§ **WHAT TO DO**: Across all the records below, count the lines that hold "guardados". State only that figure.
****************************************
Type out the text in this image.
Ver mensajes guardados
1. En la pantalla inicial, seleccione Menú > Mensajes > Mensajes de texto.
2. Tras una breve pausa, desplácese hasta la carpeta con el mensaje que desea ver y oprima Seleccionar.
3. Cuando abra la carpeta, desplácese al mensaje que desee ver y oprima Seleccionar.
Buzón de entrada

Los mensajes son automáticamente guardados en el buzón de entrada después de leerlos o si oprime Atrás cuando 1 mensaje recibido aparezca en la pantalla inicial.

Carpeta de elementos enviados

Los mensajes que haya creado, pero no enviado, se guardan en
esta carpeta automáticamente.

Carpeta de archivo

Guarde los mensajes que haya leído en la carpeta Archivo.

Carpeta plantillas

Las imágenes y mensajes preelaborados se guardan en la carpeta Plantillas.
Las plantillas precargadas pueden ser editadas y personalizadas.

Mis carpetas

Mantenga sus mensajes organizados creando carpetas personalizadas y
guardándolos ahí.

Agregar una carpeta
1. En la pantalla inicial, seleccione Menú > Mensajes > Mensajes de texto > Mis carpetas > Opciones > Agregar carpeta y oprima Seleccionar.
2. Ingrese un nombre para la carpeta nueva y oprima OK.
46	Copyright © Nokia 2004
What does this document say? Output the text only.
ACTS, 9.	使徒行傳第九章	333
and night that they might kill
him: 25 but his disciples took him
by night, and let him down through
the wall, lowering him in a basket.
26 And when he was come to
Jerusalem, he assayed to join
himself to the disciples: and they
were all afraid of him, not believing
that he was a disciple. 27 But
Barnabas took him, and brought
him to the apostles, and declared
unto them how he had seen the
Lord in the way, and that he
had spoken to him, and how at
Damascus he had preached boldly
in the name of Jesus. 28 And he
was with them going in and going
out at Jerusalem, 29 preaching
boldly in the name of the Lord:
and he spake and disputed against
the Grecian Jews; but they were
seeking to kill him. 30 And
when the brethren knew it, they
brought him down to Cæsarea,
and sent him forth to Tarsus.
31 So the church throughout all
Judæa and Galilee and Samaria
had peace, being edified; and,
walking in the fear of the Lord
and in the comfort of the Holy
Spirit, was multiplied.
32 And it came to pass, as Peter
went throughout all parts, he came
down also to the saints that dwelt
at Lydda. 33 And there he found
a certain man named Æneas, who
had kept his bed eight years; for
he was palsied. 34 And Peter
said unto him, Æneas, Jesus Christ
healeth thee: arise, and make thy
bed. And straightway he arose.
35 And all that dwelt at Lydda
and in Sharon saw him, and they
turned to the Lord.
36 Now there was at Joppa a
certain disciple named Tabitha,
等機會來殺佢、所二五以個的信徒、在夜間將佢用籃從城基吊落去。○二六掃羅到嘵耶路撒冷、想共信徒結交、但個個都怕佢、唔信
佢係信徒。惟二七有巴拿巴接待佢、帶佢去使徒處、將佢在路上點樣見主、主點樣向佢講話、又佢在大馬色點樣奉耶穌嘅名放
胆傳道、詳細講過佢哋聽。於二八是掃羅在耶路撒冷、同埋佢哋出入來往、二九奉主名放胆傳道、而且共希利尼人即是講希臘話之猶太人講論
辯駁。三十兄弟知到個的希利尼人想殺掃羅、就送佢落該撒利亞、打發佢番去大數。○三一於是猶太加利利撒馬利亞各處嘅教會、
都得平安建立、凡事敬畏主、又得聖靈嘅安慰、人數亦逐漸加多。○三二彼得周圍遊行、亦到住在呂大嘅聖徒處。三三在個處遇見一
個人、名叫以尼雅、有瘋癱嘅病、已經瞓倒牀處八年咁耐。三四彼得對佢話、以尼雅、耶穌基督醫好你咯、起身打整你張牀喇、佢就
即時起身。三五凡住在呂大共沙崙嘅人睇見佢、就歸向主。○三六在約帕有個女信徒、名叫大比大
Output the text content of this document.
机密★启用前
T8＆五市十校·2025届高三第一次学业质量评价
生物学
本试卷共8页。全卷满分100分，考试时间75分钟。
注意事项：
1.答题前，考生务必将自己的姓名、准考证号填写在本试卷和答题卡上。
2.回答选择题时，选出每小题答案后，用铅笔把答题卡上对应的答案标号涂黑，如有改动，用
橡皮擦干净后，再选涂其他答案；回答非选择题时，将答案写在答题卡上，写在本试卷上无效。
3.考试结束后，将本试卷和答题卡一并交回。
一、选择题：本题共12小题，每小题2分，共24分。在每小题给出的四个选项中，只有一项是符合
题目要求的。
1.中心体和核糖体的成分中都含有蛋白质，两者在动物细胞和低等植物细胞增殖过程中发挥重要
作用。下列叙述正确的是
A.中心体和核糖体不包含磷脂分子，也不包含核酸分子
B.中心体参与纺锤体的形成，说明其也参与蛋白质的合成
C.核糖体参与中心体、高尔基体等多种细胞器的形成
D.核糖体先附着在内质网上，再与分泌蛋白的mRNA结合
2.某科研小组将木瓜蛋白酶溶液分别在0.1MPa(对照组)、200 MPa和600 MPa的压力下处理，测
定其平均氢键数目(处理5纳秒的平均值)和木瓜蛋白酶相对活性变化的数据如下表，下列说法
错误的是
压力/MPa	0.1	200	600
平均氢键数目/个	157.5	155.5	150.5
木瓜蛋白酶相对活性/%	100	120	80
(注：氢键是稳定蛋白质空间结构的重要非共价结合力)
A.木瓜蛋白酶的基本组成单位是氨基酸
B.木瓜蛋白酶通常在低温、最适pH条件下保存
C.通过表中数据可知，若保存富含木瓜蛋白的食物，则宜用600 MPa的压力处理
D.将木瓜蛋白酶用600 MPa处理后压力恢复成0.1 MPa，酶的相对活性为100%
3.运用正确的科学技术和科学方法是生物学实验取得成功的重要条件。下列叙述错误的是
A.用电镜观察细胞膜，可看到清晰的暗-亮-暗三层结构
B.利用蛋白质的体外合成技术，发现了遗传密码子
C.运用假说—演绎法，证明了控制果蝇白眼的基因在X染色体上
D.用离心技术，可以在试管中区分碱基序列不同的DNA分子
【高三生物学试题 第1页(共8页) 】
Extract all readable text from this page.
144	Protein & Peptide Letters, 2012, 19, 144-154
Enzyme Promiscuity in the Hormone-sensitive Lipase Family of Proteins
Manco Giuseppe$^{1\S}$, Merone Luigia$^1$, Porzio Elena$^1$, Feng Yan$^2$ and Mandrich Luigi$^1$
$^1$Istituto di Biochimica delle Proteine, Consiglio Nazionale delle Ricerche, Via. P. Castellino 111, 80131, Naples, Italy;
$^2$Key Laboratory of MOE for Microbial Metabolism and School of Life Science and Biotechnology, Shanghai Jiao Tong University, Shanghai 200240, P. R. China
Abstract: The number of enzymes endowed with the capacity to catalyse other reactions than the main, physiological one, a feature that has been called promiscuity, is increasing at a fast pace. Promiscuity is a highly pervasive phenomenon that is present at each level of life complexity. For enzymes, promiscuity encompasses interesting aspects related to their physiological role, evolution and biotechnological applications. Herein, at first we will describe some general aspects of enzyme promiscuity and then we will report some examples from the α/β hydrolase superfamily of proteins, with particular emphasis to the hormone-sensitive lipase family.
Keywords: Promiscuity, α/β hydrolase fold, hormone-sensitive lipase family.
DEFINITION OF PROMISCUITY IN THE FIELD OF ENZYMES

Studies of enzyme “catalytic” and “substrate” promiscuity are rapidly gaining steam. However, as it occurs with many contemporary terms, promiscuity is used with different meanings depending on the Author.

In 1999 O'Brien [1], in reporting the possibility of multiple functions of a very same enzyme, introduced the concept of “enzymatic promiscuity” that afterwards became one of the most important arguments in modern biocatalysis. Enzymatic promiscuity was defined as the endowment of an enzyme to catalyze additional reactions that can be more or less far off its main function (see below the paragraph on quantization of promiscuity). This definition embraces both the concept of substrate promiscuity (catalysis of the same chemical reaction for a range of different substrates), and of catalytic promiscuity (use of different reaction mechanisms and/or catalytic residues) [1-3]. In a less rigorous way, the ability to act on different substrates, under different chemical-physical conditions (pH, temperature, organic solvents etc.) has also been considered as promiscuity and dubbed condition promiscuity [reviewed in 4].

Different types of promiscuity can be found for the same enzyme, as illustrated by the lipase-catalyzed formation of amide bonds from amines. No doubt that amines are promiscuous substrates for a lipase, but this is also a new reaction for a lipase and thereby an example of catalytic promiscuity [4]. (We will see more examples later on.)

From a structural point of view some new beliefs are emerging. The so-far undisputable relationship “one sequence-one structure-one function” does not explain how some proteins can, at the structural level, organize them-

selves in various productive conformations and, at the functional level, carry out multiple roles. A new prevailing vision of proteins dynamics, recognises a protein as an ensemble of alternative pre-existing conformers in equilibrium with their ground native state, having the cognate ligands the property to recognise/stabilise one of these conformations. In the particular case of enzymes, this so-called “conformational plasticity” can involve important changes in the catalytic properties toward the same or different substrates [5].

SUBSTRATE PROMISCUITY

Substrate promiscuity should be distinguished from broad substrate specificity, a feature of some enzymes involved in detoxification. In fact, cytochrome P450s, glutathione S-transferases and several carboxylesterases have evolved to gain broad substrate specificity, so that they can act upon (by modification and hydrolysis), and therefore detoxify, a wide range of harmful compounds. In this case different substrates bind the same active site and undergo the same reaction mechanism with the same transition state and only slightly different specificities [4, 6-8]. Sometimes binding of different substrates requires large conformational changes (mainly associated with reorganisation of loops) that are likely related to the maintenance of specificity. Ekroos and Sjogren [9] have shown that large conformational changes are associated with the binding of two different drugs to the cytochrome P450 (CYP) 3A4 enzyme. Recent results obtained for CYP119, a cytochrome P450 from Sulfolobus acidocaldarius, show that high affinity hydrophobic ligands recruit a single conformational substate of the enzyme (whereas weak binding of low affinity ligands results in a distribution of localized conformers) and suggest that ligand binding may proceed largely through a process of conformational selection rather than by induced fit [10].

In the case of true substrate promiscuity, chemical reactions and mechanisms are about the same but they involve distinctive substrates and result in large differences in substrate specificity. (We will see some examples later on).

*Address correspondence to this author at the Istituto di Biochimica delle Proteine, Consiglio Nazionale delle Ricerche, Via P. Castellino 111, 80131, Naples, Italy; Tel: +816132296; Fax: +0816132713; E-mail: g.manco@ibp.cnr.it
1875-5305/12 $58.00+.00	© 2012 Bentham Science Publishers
****************************************
§ **RESPONSE AREA**: 2